Covering such a wide range of different needs, mental illness impacts lives in many different ways. As I mentioned previously in my entry “Did you know?”, individuals with mental illness are significantly impacted by the illness in three different ways–emotionally, psychologically, and socially. Today, I’d like to focus on the social impacts of mental illness.
In World Psychiatry, Patrick W. Corrigan and Amy C. Watson discuss the stigma that is placed on individuals with mental illness in their article, “Understanding the impact of stigma on people with mental illness” (2002). They discuss in detail the differences between public stigma and self stigma where, with public stigma, groups of people are considered while, with self-stigma, a certain individual is taking to heart what is believed or felt as truth from the public through stereotypes, prejudices, and discriminations. Corrigan and Watson continue that the general population feels that persons with significant mental illnesses should be categorized by fear and exclusion, authoritarianism, or by benevolence. Based on these categories, individuals with several mental illnesses should be feared, are irresponsible, or are childlike and, therefore, should be taken care of to the point where others are making decisions for them and are out of the general population. A common societal perception of those with mental illnesses is that mental illness can be controlled and individuals may be responsible for causing their own mental illness. As a result, Corrigan and Watson explain that public or social stigma take on four different forms: withholding assistance, avoidance, forceful or threatening treatment, and segregated institutions.

TASK INSTRUCTIONS: Please quote the passage on the stigma of mental illness word for word, starting at "Covering such a" and ending at "of mental illness.". The records after this point come from a different source than the passage on the stigma of mental illness.

SUPPLIED RECORDS:

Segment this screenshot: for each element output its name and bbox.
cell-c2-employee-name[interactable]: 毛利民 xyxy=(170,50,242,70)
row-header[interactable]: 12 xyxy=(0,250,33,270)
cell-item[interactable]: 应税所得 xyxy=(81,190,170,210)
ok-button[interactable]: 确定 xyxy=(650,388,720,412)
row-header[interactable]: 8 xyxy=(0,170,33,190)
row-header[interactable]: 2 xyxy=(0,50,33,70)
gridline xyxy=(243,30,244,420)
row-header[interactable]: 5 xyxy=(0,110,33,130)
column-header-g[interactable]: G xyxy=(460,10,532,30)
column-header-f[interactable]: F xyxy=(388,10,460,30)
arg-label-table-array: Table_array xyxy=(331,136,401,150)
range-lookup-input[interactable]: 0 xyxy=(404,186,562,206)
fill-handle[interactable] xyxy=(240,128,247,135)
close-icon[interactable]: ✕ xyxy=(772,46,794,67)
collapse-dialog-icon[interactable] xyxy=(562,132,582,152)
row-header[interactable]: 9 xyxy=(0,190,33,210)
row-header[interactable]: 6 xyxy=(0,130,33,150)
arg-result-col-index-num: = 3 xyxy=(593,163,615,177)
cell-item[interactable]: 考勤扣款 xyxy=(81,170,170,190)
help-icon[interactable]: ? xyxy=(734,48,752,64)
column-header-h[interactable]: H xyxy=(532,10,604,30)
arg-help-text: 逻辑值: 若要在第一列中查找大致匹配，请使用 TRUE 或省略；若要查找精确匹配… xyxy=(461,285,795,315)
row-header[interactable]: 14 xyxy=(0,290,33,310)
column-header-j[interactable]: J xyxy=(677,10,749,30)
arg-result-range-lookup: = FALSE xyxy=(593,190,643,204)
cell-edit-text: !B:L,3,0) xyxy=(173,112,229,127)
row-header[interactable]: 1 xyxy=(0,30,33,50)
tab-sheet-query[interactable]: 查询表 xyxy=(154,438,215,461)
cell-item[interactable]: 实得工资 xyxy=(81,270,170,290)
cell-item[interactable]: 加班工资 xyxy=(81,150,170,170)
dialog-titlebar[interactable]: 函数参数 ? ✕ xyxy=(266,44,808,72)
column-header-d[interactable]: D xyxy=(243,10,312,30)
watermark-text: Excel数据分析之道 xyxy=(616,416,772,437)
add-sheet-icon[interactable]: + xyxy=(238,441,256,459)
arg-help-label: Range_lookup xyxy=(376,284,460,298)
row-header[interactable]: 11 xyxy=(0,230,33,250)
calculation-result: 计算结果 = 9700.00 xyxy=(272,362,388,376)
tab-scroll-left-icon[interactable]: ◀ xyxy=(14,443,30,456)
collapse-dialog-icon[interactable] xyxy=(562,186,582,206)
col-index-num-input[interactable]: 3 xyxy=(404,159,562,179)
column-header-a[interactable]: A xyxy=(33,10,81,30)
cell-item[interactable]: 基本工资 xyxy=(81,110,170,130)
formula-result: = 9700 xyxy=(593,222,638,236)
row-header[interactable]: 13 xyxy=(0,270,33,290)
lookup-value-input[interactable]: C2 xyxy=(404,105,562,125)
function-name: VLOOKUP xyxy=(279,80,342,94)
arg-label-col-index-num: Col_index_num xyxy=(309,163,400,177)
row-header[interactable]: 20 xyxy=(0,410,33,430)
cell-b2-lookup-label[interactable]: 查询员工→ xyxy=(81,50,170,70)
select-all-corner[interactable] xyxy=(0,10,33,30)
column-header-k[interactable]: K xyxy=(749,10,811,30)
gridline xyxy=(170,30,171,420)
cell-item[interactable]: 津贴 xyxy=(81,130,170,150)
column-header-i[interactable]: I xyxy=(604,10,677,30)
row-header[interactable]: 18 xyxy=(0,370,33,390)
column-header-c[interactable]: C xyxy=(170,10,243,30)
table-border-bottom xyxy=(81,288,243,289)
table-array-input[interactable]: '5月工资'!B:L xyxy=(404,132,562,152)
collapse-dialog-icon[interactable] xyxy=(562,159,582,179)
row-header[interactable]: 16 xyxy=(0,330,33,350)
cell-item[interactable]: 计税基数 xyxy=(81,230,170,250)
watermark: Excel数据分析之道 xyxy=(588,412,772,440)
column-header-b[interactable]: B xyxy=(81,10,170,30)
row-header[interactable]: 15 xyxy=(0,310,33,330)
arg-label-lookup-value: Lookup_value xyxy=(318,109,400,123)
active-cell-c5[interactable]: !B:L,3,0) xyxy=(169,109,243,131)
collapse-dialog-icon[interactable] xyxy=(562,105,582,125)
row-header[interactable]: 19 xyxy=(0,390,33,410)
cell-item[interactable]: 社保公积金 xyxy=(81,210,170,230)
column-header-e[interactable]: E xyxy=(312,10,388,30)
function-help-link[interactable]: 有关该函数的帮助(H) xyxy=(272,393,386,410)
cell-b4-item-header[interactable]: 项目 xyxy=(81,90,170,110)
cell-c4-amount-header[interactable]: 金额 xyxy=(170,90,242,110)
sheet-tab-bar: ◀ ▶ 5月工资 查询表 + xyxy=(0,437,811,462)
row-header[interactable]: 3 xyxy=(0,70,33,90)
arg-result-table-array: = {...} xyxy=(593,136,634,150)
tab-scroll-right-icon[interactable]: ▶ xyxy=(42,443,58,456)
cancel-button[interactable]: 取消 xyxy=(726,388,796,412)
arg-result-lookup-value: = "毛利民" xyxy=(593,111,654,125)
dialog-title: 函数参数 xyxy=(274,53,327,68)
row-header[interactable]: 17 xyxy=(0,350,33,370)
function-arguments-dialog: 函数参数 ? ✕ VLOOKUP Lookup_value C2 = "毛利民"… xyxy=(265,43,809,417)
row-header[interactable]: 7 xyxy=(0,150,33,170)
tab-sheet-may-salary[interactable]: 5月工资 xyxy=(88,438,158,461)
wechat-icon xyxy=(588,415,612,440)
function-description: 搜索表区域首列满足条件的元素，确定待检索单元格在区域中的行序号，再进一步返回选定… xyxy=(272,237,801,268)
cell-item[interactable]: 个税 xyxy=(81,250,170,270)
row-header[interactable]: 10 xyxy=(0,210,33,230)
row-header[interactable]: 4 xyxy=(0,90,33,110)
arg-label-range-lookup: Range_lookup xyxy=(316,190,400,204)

TASK ANSWER:
Covering such a wide range of different needs, mental illness impacts lives in many different ways. As I mentioned previously in my entry “Did you know?”, individuals with mental illness are significantly impacted by the illness in three different ways–emotionally, psychologically, and socially. Today, I’d like to focus on the social impacts of mental illness.